# WHAT IS REQUIRED
All of the data below is to be returned unaltered.

──────── ENTRIES SUPPLIED ────────

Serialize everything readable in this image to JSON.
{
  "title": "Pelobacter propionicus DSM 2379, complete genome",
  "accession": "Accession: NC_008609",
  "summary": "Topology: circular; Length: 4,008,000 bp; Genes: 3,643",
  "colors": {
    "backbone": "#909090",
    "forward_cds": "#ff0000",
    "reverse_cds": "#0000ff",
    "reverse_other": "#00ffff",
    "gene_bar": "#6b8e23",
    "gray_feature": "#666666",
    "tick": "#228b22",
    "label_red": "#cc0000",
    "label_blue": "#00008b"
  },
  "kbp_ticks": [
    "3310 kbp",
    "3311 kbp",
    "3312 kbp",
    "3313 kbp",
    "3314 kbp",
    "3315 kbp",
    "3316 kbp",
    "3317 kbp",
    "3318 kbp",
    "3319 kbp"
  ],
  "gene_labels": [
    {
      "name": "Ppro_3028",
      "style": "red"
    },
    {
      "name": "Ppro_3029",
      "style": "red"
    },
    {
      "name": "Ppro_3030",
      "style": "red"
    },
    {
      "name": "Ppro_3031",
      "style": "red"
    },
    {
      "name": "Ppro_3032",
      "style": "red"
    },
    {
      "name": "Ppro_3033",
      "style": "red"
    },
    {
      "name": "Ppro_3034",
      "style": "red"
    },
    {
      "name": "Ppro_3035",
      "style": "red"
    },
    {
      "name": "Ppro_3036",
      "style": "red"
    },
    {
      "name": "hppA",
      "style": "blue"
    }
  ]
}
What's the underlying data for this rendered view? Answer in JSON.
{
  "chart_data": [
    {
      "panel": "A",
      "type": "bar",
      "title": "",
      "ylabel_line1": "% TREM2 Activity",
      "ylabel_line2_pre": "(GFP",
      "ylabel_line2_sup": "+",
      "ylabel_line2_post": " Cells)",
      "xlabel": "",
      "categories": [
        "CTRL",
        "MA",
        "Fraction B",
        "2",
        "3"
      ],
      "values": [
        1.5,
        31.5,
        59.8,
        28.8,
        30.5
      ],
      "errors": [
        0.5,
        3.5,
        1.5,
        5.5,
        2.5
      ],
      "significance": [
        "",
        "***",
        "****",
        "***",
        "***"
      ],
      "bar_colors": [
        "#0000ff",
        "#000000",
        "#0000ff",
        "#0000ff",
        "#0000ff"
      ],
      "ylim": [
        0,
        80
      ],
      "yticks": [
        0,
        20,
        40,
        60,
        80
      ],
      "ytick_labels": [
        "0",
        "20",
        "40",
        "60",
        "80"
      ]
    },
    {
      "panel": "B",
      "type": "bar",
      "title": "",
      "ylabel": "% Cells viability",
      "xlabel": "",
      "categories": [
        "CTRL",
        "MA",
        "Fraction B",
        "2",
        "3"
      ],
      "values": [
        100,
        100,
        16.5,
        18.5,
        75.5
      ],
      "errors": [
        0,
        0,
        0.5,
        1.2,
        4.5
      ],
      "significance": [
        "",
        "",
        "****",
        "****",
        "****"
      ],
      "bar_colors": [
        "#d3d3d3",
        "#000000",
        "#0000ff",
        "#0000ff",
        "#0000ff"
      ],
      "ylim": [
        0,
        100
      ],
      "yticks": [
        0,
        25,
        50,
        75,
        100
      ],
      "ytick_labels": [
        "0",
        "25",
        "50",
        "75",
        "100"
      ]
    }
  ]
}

────────

# RESPONSE AREA
Serialize everything readable in this image to JSON.
{
  "title": "Pelobacter propionicus DSM 2379, complete genome",
  "accession": "Accession: NC_008609",
  "summary": "Topology: circular; Length: 4,008,000 bp; Genes: 3,643",
  "colors": {
    "backbone": "#909090",
    "forward_cds": "#ff0000",
    "reverse_cds": "#0000ff",
    "reverse_other": "#00ffff",
    "gene_bar": "#6b8e23",
    "gray_feature": "#666666",
    "tick": "#228b22",
    "label_red": "#cc0000",
    "label_blue": "#00008b"
  },
  "kbp_ticks": [
    "3310 kbp",
    "3311 kbp",
    "3312 kbp",
    "3313 kbp",
    "3314 kbp",
    "3315 kbp",
    "3316 kbp",
    "3317 kbp",
    "3318 kbp",
    "3319 kbp"
  ],
  "gene_labels": [
    {
      "name": "Ppro_3028",
      "style": "red"
    },
    {
      "name": "Ppro_3029",
      "style": "red"
    },
    {
      "name": "Ppro_3030",
      "style": "red"
    },
    {
      "name": "Ppro_3031",
      "style": "red"
    },
    {
      "name": "Ppro_3032",
      "style": "red"
    },
    {
      "name": "Ppro_3033",
      "style": "red"
    },
    {
      "name": "Ppro_3034",
      "style": "red"
    },
    {
      "name": "Ppro_3035",
      "style": "red"
    },
    {
      "name": "Ppro_3036",
      "style": "red"
    },
    {
      "name": "hppA",
      "style": "blue"
    }
  ]
}
What's the underlying data for this rendered view? Answer in JSON.
{
  "chart_data": [
    {
      "panel": "A",
      "type": "bar",
      "title": "",
      "ylabel_line1": "% TREM2 Activity",
      "ylabel_line2_pre": "(GFP",
      "ylabel_line2_sup": "+",
      "ylabel_line2_post": " Cells)",
      "xlabel": "",
      "categories": [
        "CTRL",
        "MA",
        "Fraction B",
        "2",
        "3"
      ],
      "values": [
        1.5,
        31.5,
        59.8,
        28.8,
        30.5
      ],
      "errors": [
        0.5,
        3.5,
        1.5,
        5.5,
        2.5
      ],
      "significance": [
        "",
        "***",
        "****",
        "***",
        "***"
      ],
      "bar_colors": [
        "#0000ff",
        "#000000",
        "#0000ff",
        "#0000ff",
        "#0000ff"
      ],
      "ylim": [
        0,
        80
      ],
      "yticks": [
        0,
        20,
        40,
        60,
        80
      ],
      "ytick_labels": [
        "0",
        "20",
        "40",
        "60",
        "80"
      ]
    },
    {
      "panel": "B",
      "type": "bar",
      "title": "",
      "ylabel": "% Cells viability",
      "xlabel": "",
      "categories": [
        "CTRL",
        "MA",
        "Fraction B",
        "2",
        "3"
      ],
      "values": [
        100,
        100,
        16.5,
        18.5,
        75.5
      ],
      "errors": [
        0,
        0,
        0.5,
        1.2,
        4.5
      ],
      "significance": [
        "",
        "",
        "****",
        "****",
        "****"
      ],
      "bar_colors": [
        "#d3d3d3",
        "#000000",
        "#0000ff",
        "#0000ff",
        "#0000ff"
      ],
      "ylim": [
        0,
        100
      ],
      "yticks": [
        0,
        25,
        50,
        75,
        100
      ],
      "ytick_labels": [
        "0",
        "25",
        "50",
        "75",
        "100"
      ]
    }
  ]
}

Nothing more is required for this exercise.